> _Directive_
All entries must be extracted exactly, with nothing added or dropped.

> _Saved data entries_
— begin —

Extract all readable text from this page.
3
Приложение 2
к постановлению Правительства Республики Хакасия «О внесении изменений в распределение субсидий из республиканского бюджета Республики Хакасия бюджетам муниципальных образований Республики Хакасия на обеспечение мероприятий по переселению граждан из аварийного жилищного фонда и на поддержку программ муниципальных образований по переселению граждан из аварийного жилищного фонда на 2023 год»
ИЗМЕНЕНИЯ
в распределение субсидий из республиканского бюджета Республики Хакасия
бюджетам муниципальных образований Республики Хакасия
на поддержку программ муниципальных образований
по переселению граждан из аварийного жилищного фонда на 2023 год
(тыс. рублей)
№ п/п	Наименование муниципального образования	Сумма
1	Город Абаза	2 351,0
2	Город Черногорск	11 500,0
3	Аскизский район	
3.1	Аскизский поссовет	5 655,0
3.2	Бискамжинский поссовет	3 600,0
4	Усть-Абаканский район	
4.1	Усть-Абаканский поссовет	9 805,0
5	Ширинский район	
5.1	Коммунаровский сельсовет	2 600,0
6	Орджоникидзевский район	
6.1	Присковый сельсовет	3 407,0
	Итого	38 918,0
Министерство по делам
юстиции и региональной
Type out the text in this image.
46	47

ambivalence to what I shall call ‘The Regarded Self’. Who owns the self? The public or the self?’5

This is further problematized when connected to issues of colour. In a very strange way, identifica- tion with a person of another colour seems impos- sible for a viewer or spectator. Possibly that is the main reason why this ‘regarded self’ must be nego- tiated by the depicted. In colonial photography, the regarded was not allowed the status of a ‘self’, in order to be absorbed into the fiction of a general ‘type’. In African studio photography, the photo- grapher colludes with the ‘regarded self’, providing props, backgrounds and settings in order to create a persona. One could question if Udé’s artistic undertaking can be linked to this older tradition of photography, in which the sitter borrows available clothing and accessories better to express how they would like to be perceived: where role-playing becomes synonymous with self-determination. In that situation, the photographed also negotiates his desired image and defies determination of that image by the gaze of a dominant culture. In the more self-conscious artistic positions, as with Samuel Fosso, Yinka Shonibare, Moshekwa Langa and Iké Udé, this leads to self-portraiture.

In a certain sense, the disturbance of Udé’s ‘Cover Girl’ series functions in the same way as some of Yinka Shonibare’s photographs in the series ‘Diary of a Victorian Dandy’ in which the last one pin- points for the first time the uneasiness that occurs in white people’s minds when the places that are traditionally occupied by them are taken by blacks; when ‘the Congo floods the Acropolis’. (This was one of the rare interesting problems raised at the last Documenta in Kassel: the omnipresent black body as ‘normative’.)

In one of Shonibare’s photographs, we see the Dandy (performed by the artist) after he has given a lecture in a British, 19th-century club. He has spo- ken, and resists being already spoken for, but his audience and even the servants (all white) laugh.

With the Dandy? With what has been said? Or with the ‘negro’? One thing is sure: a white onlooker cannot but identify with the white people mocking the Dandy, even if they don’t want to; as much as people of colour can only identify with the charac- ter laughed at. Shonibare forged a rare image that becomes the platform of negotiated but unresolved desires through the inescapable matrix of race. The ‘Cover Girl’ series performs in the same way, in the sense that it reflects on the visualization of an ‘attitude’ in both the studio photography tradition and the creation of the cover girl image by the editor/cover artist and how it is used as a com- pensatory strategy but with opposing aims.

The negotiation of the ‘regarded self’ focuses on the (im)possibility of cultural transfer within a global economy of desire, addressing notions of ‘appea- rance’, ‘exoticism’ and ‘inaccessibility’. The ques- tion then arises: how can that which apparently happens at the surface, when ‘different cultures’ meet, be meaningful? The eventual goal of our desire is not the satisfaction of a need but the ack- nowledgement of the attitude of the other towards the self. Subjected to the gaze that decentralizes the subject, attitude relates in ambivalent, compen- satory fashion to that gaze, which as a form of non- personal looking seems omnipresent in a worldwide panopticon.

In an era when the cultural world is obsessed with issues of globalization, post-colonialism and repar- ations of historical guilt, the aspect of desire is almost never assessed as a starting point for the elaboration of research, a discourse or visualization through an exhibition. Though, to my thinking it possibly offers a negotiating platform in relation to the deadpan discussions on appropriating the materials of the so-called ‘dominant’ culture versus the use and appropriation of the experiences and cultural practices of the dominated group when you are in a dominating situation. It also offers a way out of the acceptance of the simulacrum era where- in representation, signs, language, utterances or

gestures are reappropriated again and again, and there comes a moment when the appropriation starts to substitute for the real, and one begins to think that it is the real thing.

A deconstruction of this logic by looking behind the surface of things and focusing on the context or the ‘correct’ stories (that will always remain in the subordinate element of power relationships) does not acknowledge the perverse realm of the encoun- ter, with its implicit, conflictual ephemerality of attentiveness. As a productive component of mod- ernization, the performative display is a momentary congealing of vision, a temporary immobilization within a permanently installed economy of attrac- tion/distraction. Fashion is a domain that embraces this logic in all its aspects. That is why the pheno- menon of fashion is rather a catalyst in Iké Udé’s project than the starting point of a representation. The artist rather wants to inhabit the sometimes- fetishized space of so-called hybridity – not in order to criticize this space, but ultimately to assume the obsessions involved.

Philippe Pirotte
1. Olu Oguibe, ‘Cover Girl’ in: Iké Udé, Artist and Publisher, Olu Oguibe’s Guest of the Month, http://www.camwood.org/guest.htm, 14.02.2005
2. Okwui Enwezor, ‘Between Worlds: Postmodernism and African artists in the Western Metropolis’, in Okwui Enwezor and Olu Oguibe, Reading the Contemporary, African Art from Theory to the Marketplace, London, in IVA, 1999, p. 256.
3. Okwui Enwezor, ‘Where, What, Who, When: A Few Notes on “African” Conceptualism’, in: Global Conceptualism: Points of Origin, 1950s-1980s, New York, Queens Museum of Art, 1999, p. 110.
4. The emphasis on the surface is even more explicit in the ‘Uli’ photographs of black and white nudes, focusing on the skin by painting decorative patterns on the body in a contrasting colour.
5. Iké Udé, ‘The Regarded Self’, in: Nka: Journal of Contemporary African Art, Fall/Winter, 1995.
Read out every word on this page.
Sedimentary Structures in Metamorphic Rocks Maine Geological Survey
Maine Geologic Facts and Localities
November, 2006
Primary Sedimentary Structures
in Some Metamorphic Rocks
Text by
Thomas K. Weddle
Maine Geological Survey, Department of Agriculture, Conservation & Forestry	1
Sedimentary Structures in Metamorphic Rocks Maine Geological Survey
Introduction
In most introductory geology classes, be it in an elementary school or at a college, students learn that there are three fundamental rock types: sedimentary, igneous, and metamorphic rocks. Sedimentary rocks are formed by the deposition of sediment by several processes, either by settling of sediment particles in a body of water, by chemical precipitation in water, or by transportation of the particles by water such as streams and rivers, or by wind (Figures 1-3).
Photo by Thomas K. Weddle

— end —

> _Right answer_
Extract all readable text from this page.
3
Приложение 2
к постановлению Правительства Республики Хакасия «О внесении изменений в распределение субсидий из республиканского бюджета Республики Хакасия бюджетам муниципальных образований Республики Хакасия на обеспечение мероприятий по переселению граждан из аварийного жилищного фонда и на поддержку программ муниципальных образований по переселению граждан из аварийного жилищного фонда на 2023 год»
ИЗМЕНЕНИЯ
в распределение субсидий из республиканского бюджета Республики Хакасия
бюджетам муниципальных образований Республики Хакасия
на поддержку программ муниципальных образований
по переселению граждан из аварийного жилищного фонда на 2023 год
(тыс. рублей)
№ п/п	Наименование муниципального образования	Сумма
1	Город Абаза	2 351,0
2	Город Черногорск	11 500,0
3	Аскизский район	
3.1	Аскизский поссовет	5 655,0
3.2	Бискамжинский поссовет	3 600,0
4	Усть-Абаканский район	
4.1	Усть-Абаканский поссовет	9 805,0
5	Ширинский район	
5.1	Коммунаровский сельсовет	2 600,0
6	Орджоникидзевский район	
6.1	Присковый сельсовет	3 407,0
	Итого	38 918,0
Министерство по делам
юстиции и региональной
Type out the text in this image.
46	47

ambivalence to what I shall call ‘The Regarded Self’. Who owns the self? The public or the self?’5

This is further problematized when connected to issues of colour. In a very strange way, identifica- tion with a person of another colour seems impos- sible for a viewer or spectator. Possibly that is the main reason why this ‘regarded self’ must be nego- tiated by the depicted. In colonial photography, the regarded was not allowed the status of a ‘self’, in order to be absorbed into the fiction of a general ‘type’. In African studio photography, the photo- grapher colludes with the ‘regarded self’, providing props, backgrounds and settings in order to create a persona. One could question if Udé’s artistic undertaking can be linked to this older tradition of photography, in which the sitter borrows available clothing and accessories better to express how they would like to be perceived: where role-playing becomes synonymous with self-determination. In that situation, the photographed also negotiates his desired image and defies determination of that image by the gaze of a dominant culture. In the more self-conscious artistic positions, as with Samuel Fosso, Yinka Shonibare, Moshekwa Langa and Iké Udé, this leads to self-portraiture.

In a certain sense, the disturbance of Udé’s ‘Cover Girl’ series functions in the same way as some of Yinka Shonibare’s photographs in the series ‘Diary of a Victorian Dandy’ in which the last one pin- points for the first time the uneasiness that occurs in white people’s minds when the places that are traditionally occupied by them are taken by blacks; when ‘the Congo floods the Acropolis’. (This was one of the rare interesting problems raised at the last Documenta in Kassel: the omnipresent black body as ‘normative’.)

In one of Shonibare’s photographs, we see the Dandy (performed by the artist) after he has given a lecture in a British, 19th-century club. He has spo- ken, and resists being already spoken for, but his audience and even the servants (all white) laugh.

With the Dandy? With what has been said? Or with the ‘negro’? One thing is sure: a white onlooker cannot but identify with the white people mocking the Dandy, even if they don’t want to; as much as people of colour can only identify with the charac- ter laughed at. Shonibare forged a rare image that becomes the platform of negotiated but unresolved desires through the inescapable matrix of race. The ‘Cover Girl’ series performs in the same way, in the sense that it reflects on the visualization of an ‘attitude’ in both the studio photography tradition and the creation of the cover girl image by the editor/cover artist and how it is used as a com- pensatory strategy but with opposing aims.

The negotiation of the ‘regarded self’ focuses on the (im)possibility of cultural transfer within a global economy of desire, addressing notions of ‘appea- rance’, ‘exoticism’ and ‘inaccessibility’. The ques- tion then arises: how can that which apparently happens at the surface, when ‘different cultures’ meet, be meaningful? The eventual goal of our desire is not the satisfaction of a need but the ack- nowledgement of the attitude of the other towards the self. Subjected to the gaze that decentralizes the subject, attitude relates in ambivalent, compen- satory fashion to that gaze, which as a form of non- personal looking seems omnipresent in a worldwide panopticon.

In an era when the cultural world is obsessed with issues of globalization, post-colonialism and repar- ations of historical guilt, the aspect of desire is almost never assessed as a starting point for the elaboration of research, a discourse or visualization through an exhibition. Though, to my thinking it possibly offers a negotiating platform in relation to the deadpan discussions on appropriating the materials of the so-called ‘dominant’ culture versus the use and appropriation of the experiences and cultural practices of the dominated group when you are in a dominating situation. It also offers a way out of the acceptance of the simulacrum era where- in representation, signs, language, utterances or

gestures are reappropriated again and again, and there comes a moment when the appropriation starts to substitute for the real, and one begins to think that it is the real thing.

A deconstruction of this logic by looking behind the surface of things and focusing on the context or the ‘correct’ stories (that will always remain in the subordinate element of power relationships) does not acknowledge the perverse realm of the encoun- ter, with its implicit, conflictual ephemerality of attentiveness. As a productive component of mod- ernization, the performative display is a momentary congealing of vision, a temporary immobilization within a permanently installed economy of attrac- tion/distraction. Fashion is a domain that embraces this logic in all its aspects. That is why the pheno- menon of fashion is rather a catalyst in Iké Udé’s project than the starting point of a representation. The artist rather wants to inhabit the sometimes- fetishized space of so-called hybridity – not in order to criticize this space, but ultimately to assume the obsessions involved.

Philippe Pirotte
1. Olu Oguibe, ‘Cover Girl’ in: Iké Udé, Artist and Publisher, Olu Oguibe’s Guest of the Month, http://www.camwood.org/guest.htm, 14.02.2005
2. Okwui Enwezor, ‘Between Worlds: Postmodernism and African artists in the Western Metropolis’, in Okwui Enwezor and Olu Oguibe, Reading the Contemporary, African Art from Theory to the Marketplace, London, in IVA, 1999, p. 256.
3. Okwui Enwezor, ‘Where, What, Who, When: A Few Notes on “African” Conceptualism’, in: Global Conceptualism: Points of Origin, 1950s-1980s, New York, Queens Museum of Art, 1999, p. 110.
4. The emphasis on the surface is even more explicit in the ‘Uli’ photographs of black and white nudes, focusing on the skin by painting decorative patterns on the body in a contrasting colour.
5. Iké Udé, ‘The Regarded Self’, in: Nka: Journal of Contemporary African Art, Fall/Winter, 1995.
Read out every word on this page.
Sedimentary Structures in Metamorphic Rocks Maine Geological Survey
Maine Geologic Facts and Localities
November, 2006
Primary Sedimentary Structures
in Some Metamorphic Rocks
Text by
Thomas K. Weddle
Maine Geological Survey, Department of Agriculture, Conservation & Forestry	1
Sedimentary Structures in Metamorphic Rocks Maine Geological Survey
Introduction
In most introductory geology classes, be it in an elementary school or at a college, students learn that there are three fundamental rock types: sedimentary, igneous, and metamorphic rocks. Sedimentary rocks are formed by the deposition of sediment by several processes, either by settling of sediment particles in a body of water, by chemical precipitation in water, or by transportation of the particles by water such as streams and rivers, or by wind (Figures 1-3).
Photo by Thomas K. Weddle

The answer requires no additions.